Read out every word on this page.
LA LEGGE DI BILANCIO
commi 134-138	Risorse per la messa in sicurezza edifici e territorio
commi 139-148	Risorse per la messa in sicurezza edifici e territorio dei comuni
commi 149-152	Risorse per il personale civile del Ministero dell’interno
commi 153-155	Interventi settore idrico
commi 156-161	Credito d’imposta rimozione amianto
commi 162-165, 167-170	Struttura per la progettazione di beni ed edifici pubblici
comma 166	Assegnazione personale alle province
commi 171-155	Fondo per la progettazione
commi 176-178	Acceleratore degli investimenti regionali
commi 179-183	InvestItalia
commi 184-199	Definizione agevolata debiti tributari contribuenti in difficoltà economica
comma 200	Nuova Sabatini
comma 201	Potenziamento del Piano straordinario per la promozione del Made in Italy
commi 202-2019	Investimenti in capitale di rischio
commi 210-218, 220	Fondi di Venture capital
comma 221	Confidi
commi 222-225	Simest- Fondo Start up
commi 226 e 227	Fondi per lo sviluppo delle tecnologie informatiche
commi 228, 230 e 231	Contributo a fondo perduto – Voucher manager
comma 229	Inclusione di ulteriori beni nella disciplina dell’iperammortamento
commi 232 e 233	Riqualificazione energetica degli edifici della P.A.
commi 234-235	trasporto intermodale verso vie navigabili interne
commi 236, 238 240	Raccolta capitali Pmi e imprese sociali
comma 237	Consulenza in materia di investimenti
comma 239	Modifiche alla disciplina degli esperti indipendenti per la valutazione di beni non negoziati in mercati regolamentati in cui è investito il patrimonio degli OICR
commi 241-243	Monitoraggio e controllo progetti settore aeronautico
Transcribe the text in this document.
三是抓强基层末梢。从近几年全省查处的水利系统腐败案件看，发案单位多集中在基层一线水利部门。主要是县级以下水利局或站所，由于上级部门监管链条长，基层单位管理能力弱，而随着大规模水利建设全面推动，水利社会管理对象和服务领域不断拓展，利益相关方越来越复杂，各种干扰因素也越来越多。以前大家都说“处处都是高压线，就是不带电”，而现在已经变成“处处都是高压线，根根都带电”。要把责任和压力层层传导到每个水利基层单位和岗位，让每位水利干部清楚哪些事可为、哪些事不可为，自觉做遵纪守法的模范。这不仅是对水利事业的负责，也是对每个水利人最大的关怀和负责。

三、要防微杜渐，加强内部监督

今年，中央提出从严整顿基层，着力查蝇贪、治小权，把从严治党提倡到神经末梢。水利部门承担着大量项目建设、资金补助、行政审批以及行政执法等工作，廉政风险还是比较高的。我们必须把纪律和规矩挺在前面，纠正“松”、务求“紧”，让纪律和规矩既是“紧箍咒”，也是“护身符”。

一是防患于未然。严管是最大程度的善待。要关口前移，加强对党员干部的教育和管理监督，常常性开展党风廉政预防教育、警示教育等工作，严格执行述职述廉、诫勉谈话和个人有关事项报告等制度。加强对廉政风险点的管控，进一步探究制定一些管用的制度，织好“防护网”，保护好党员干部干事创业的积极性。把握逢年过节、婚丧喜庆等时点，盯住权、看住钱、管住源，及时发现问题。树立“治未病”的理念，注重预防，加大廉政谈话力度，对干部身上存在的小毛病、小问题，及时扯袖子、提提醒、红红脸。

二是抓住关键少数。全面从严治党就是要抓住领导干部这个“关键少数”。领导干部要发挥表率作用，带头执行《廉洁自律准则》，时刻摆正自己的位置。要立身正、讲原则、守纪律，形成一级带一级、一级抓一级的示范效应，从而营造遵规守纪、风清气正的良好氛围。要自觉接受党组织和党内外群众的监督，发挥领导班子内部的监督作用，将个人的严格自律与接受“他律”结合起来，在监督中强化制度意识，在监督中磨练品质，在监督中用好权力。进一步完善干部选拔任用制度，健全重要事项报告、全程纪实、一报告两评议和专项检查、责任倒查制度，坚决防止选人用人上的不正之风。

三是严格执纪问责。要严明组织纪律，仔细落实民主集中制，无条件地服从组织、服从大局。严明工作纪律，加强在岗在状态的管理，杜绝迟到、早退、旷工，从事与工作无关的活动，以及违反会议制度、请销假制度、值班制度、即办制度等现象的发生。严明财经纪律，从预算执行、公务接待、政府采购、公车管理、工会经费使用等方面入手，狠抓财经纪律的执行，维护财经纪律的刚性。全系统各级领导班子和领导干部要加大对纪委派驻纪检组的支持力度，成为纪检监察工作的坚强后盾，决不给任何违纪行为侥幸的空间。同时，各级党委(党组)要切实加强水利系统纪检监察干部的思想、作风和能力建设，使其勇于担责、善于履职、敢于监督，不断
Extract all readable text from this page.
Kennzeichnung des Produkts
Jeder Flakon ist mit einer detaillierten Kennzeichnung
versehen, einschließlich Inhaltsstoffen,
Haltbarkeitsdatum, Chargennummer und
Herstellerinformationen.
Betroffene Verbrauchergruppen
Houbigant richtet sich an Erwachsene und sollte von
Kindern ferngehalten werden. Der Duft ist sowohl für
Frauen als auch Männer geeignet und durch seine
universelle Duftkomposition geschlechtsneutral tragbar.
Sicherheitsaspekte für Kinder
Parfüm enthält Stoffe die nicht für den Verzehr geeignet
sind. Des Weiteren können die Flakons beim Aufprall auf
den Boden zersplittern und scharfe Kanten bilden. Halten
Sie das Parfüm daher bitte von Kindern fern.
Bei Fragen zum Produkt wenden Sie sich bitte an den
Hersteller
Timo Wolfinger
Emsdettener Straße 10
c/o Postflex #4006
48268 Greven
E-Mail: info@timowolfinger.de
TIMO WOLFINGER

__Work instructions__:
Go through the records and pull out each line that includes the word "personale".

__Task result__:
commi 149-152	Risorse per il personale civile del Ministero dell’interno
comma 166	Assegnazione personale alle province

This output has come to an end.